Brief
Quote the records beneath, complete and exact. Leave out images.

Record set

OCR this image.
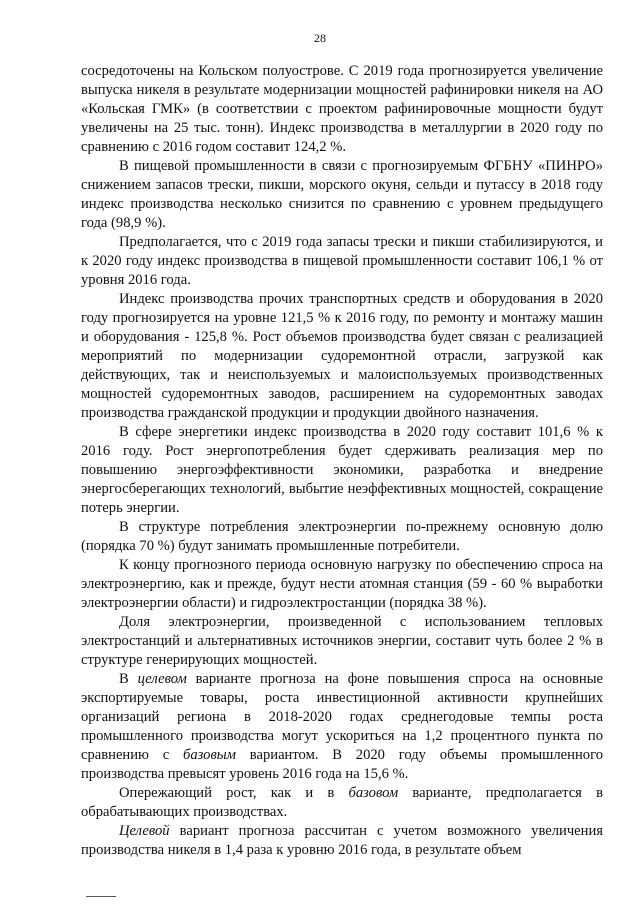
28

сосредоточены на Кольском полуострове. С 2019 года прогнозируется увеличение выпуска никеля в результате модернизации мощностей рафинировки никеля на АО «Кольская ГМК» (в соответствии с проектом рафинировочные мощности будут увеличены на 25 тыс. тонн). Индекс производства в металлургии в 2020 году по сравнению с 2016 годом составит 124,2 %.

В пищевой промышленности в связи с прогнозируемым ФГБНУ «ПИНРО» снижением запасов трески, пикши, морского окуня, сельди и путассу в 2018 году индекс производства несколько снизится по сравнению с уровнем предыдущего года (98,9 %).

Предполагается, что с 2019 года запасы трески и пикши стабилизируются, и к 2020 году индекс производства в пищевой промышленности составит 106,1 % от уровня 2016 года.

Индекс производства прочих транспортных средств и оборудования в 2020 году прогнозируется на уровне 121,5 % к 2016 году, по ремонту и монтажу машин и оборудования - 125,8 %. Рост объемов производства будет связан с реализацией мероприятий по модернизации судоремонтной отрасли, загрузкой как действующих, так и неиспользуемых и малоиспользуемых производственных мощностей судоремонтных заводов, расширением на судоремонтных заводах производства гражданской продукции и продукции двойного назначения.

В сфере энергетики индекс производства в 2020 году составит 101,6 % к 2016 году. Рост энергопотребления будет сдерживать реализация мер по повышению энергоэффективности экономики, разработка и внедрение энергосберегающих технологий, выбытие неэффективных мощностей, сокращение потерь энергии.

В структуре потребления электроэнергии по-прежнему основную долю (порядка 70 %) будут занимать промышленные потребители.

К концу прогнозного периода основную нагрузку по обеспечению спроса на электроэнергию, как и прежде, будут нести атомная станция (59 - 60 % выработки электроэнергии области) и гидроэлектростанции (порядка 38 %).

Доля электроэнергии, произведенной с использованием тепловых электростанций и альтернативных источников энергии, составит чуть более 2 % в структуре генерирующих мощностей.

В целевом варианте прогноза на фоне повышения спроса на основные экспортируемые товары, роста инвестиционной активности крупнейших организаций региона в 2018-2020 годах среднегодовые темпы роста промышленного производства могут ускориться на 1,2 процентного пункта по сравнению с базовым вариантом. В 2020 году объемы промышленного производства превысят уровень 2016 года на 15,6 %.

Опережающий рост, как и в базовом варианте, предполагается в обрабатывающих производствах.

Целевой вариант прогноза рассчитан с учетом возможного увеличения производства никеля в 1,4 раза к уровню 2016 года, в результате объем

Answer to the exercise
OCR this image.
28

сосредоточены на Кольском полуострове. С 2019 года прогнозируется увеличение выпуска никеля в результате модернизации мощностей рафинировки никеля на АО «Кольская ГМК» (в соответствии с проектом рафинировочные мощности будут увеличены на 25 тыс. тонн). Индекс производства в металлургии в 2020 году по сравнению с 2016 годом составит 124,2 %.

В пищевой промышленности в связи с прогнозируемым ФГБНУ «ПИНРО» снижением запасов трески, пикши, морского окуня, сельди и путассу в 2018 году индекс производства несколько снизится по сравнению с уровнем предыдущего года (98,9 %).

Предполагается, что с 2019 года запасы трески и пикши стабилизируются, и к 2020 году индекс производства в пищевой промышленности составит 106,1 % от уровня 2016 года.

Индекс производства прочих транспортных средств и оборудования в 2020 году прогнозируется на уровне 121,5 % к 2016 году, по ремонту и монтажу машин и оборудования - 125,8 %. Рост объемов производства будет связан с реализацией мероприятий по модернизации судоремонтной отрасли, загрузкой как действующих, так и неиспользуемых и малоиспользуемых производственных мощностей судоремонтных заводов, расширением на судоремонтных заводах производства гражданской продукции и продукции двойного назначения.

В сфере энергетики индекс производства в 2020 году составит 101,6 % к 2016 году. Рост энергопотребления будет сдерживать реализация мер по повышению энергоэффективности экономики, разработка и внедрение энергосберегающих технологий, выбытие неэффективных мощностей, сокращение потерь энергии.

В структуре потребления электроэнергии по-прежнему основную долю (порядка 70 %) будут занимать промышленные потребители.

К концу прогнозного периода основную нагрузку по обеспечению спроса на электроэнергию, как и прежде, будут нести атомная станция (59 - 60 % выработки электроэнергии области) и гидроэлектростанции (порядка 38 %).

Доля электроэнергии, произведенной с использованием тепловых электростанций и альтернативных источников энергии, составит чуть более 2 % в структуре генерирующих мощностей.

В целевом варианте прогноза на фоне повышения спроса на основные экспортируемые товары, роста инвестиционной активности крупнейших организаций региона в 2018-2020 годах среднегодовые темпы роста промышленного производства могут ускориться на 1,2 процентного пункта по сравнению с базовым вариантом. В 2020 году объемы промышленного производства превысят уровень 2016 года на 15,6 %.

Опережающий рост, как и в базовом варианте, предполагается в обрабатывающих производствах.

Целевой вариант прогноза рассчитан с учетом возможного увеличения производства никеля в 1,4 раза к уровню 2016 года, в результате объем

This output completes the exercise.